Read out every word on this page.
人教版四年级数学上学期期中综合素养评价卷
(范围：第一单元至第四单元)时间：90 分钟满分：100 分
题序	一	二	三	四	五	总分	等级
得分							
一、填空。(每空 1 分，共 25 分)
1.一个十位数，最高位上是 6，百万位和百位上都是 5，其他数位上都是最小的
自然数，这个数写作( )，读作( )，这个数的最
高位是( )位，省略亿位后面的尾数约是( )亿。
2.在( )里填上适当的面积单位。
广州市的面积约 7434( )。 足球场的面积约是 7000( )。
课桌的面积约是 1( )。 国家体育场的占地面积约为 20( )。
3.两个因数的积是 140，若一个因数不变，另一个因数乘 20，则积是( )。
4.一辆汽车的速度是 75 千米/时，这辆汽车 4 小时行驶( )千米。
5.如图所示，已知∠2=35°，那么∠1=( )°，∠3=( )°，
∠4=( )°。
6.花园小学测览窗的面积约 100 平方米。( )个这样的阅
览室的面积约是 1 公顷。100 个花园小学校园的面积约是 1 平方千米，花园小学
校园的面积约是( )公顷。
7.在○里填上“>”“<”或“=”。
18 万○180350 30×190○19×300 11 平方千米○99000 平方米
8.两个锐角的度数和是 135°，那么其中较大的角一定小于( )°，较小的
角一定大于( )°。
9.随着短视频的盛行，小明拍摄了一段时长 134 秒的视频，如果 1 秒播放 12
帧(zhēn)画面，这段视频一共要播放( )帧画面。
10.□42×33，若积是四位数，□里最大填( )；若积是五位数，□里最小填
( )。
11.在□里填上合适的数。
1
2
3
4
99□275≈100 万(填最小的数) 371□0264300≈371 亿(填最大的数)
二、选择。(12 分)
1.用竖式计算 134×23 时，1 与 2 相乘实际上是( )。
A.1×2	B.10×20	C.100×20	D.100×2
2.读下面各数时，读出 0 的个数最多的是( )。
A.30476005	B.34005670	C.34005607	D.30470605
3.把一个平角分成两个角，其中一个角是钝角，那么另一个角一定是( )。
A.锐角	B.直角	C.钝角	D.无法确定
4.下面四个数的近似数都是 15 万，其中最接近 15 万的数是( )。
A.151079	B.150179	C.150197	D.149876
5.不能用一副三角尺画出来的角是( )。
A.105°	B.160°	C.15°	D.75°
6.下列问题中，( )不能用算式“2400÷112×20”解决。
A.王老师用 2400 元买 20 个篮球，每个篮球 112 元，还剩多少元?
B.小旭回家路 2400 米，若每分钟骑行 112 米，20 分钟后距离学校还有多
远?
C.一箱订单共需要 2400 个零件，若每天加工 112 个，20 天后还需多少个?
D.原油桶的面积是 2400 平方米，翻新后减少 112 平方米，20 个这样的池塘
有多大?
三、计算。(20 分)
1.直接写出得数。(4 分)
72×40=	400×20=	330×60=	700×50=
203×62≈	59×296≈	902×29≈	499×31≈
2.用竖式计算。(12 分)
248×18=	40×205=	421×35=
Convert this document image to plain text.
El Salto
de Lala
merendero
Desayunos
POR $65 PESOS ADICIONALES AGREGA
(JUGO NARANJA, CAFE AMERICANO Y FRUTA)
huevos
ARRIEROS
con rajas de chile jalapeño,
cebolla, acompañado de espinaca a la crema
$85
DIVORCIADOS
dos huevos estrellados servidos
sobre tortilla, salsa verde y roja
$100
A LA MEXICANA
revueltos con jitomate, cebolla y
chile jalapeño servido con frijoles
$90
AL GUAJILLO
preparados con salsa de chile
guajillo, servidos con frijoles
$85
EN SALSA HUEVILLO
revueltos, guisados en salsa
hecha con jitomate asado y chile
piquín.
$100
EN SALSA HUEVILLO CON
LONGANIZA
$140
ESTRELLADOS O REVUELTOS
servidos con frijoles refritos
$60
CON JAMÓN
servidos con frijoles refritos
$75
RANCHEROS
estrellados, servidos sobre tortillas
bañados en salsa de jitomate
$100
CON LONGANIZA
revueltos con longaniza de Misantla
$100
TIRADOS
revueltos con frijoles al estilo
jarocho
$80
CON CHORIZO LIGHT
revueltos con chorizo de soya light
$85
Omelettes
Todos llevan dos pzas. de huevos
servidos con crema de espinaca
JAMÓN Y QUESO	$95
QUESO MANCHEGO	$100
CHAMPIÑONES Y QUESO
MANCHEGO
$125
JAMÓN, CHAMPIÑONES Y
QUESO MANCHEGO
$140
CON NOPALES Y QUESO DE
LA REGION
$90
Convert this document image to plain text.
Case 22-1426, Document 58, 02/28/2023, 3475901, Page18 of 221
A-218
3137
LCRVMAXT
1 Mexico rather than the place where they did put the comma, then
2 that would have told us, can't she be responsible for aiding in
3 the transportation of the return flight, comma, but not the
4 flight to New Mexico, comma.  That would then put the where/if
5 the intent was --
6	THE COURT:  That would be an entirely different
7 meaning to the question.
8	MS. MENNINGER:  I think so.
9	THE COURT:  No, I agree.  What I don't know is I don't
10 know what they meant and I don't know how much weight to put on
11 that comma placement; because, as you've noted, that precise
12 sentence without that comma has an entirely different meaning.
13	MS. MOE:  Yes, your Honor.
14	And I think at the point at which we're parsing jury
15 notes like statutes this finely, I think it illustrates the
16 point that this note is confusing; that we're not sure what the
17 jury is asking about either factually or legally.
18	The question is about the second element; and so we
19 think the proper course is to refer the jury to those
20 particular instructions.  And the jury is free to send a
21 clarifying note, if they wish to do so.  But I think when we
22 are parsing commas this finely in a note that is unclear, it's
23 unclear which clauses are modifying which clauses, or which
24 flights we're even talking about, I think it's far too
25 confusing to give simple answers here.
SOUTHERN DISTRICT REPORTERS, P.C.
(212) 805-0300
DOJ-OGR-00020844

▬▬▬▬▬▬▬▬▬▬

## WHAT THE TASK REQUIRES
From the listing above, extract every line exactly as it stands.

## EXERCISE OUTPUT
Read out every word on this page.
人教版四年级数学上学期期中综合素养评价卷
(范围：第一单元至第四单元)时间：90 分钟满分：100 分
题序	一	二	三	四	五	总分	等级
得分							
一、填空。(每空 1 分，共 25 分)
1.一个十位数，最高位上是 6，百万位和百位上都是 5，其他数位上都是最小的
自然数，这个数写作( )，读作( )，这个数的最
高位是( )位，省略亿位后面的尾数约是( )亿。
2.在( )里填上适当的面积单位。
广州市的面积约 7434( )。 足球场的面积约是 7000( )。
课桌的面积约是 1( )。 国家体育场的占地面积约为 20( )。
3.两个因数的积是 140，若一个因数不变，另一个因数乘 20，则积是( )。
4.一辆汽车的速度是 75 千米/时，这辆汽车 4 小时行驶( )千米。
5.如图所示，已知∠2=35°，那么∠1=( )°，∠3=( )°，
∠4=( )°。
6.花园小学测览窗的面积约 100 平方米。( )个这样的阅
览室的面积约是 1 公顷。100 个花园小学校园的面积约是 1 平方千米，花园小学
校园的面积约是( )公顷。
7.在○里填上“>”“<”或“=”。
18 万○180350 30×190○19×300 11 平方千米○99000 平方米
8.两个锐角的度数和是 135°，那么其中较大的角一定小于( )°，较小的
角一定大于( )°。
9.随着短视频的盛行，小明拍摄了一段时长 134 秒的视频，如果 1 秒播放 12
帧(zhēn)画面，这段视频一共要播放( )帧画面。
10.□42×33，若积是四位数，□里最大填( )；若积是五位数，□里最小填
( )。
11.在□里填上合适的数。
1
2
3
4
99□275≈100 万(填最小的数) 371□0264300≈371 亿(填最大的数)
二、选择。(12 分)
1.用竖式计算 134×23 时，1 与 2 相乘实际上是( )。
A.1×2	B.10×20	C.100×20	D.100×2
2.读下面各数时，读出 0 的个数最多的是( )。
A.30476005	B.34005670	C.34005607	D.30470605
3.把一个平角分成两个角，其中一个角是钝角，那么另一个角一定是( )。
A.锐角	B.直角	C.钝角	D.无法确定
4.下面四个数的近似数都是 15 万，其中最接近 15 万的数是( )。
A.151079	B.150179	C.150197	D.149876
5.不能用一副三角尺画出来的角是( )。
A.105°	B.160°	C.15°	D.75°
6.下列问题中，( )不能用算式“2400÷112×20”解决。
A.王老师用 2400 元买 20 个篮球，每个篮球 112 元，还剩多少元?
B.小旭回家路 2400 米，若每分钟骑行 112 米，20 分钟后距离学校还有多
远?
C.一箱订单共需要 2400 个零件，若每天加工 112 个，20 天后还需多少个?
D.原油桶的面积是 2400 平方米，翻新后减少 112 平方米，20 个这样的池塘
有多大?
三、计算。(20 分)
1.直接写出得数。(4 分)
72×40=	400×20=	330×60=	700×50=
203×62≈	59×296≈	902×29≈	499×31≈
2.用竖式计算。(12 分)
248×18=	40×205=	421×35=
Convert this document image to plain text.
El Salto
de Lala
merendero
Desayunos
POR $65 PESOS ADICIONALES AGREGA
(JUGO NARANJA, CAFE AMERICANO Y FRUTA)
huevos
ARRIEROS
con rajas de chile jalapeño,
cebolla, acompañado de espinaca a la crema
$85
DIVORCIADOS
dos huevos estrellados servidos
sobre tortilla, salsa verde y roja
$100
A LA MEXICANA
revueltos con jitomate, cebolla y
chile jalapeño servido con frijoles
$90
AL GUAJILLO
preparados con salsa de chile
guajillo, servidos con frijoles
$85
EN SALSA HUEVILLO
revueltos, guisados en salsa
hecha con jitomate asado y chile
piquín.
$100
EN SALSA HUEVILLO CON
LONGANIZA
$140
ESTRELLADOS O REVUELTOS
servidos con frijoles refritos
$60
CON JAMÓN
servidos con frijoles refritos
$75
RANCHEROS
estrellados, servidos sobre tortillas
bañados en salsa de jitomate
$100
CON LONGANIZA
revueltos con longaniza de Misantla
$100
TIRADOS
revueltos con frijoles al estilo
jarocho
$80
CON CHORIZO LIGHT
revueltos con chorizo de soya light
$85
Omelettes
Todos llevan dos pzas. de huevos
servidos con crema de espinaca
JAMÓN Y QUESO	$95
QUESO MANCHEGO	$100
CHAMPIÑONES Y QUESO
MANCHEGO
$125
JAMÓN, CHAMPIÑONES Y
QUESO MANCHEGO
$140
CON NOPALES Y QUESO DE
LA REGION
$90
Convert this document image to plain text.
Case 22-1426, Document 58, 02/28/2023, 3475901, Page18 of 221
A-218
3137
LCRVMAXT
1 Mexico rather than the place where they did put the comma, then
2 that would have told us, can't she be responsible for aiding in
3 the transportation of the return flight, comma, but not the
4 flight to New Mexico, comma.  That would then put the where/if
5 the intent was --
6	THE COURT:  That would be an entirely different
7 meaning to the question.
8	MS. MENNINGER:  I think so.
9	THE COURT:  No, I agree.  What I don't know is I don't
10 know what they meant and I don't know how much weight to put on
11 that comma placement; because, as you've noted, that precise
12 sentence without that comma has an entirely different meaning.
13	MS. MOE:  Yes, your Honor.
14	And I think at the point at which we're parsing jury
15 notes like statutes this finely, I think it illustrates the
16 point that this note is confusing; that we're not sure what the
17 jury is asking about either factually or legally.
18	The question is about the second element; and so we
19 think the proper course is to refer the jury to those
20 particular instructions.  And the jury is free to send a
21 clarifying note, if they wish to do so.  But I think when we
22 are parsing commas this finely in a note that is unclear, it's
23 unclear which clauses are modifying which clauses, or which
24 flights we're even talking about, I think it's far too
25 confusing to give simple answers here.
SOUTHERN DISTRICT REPORTERS, P.C.
(212) 805-0300
DOJ-OGR-00020844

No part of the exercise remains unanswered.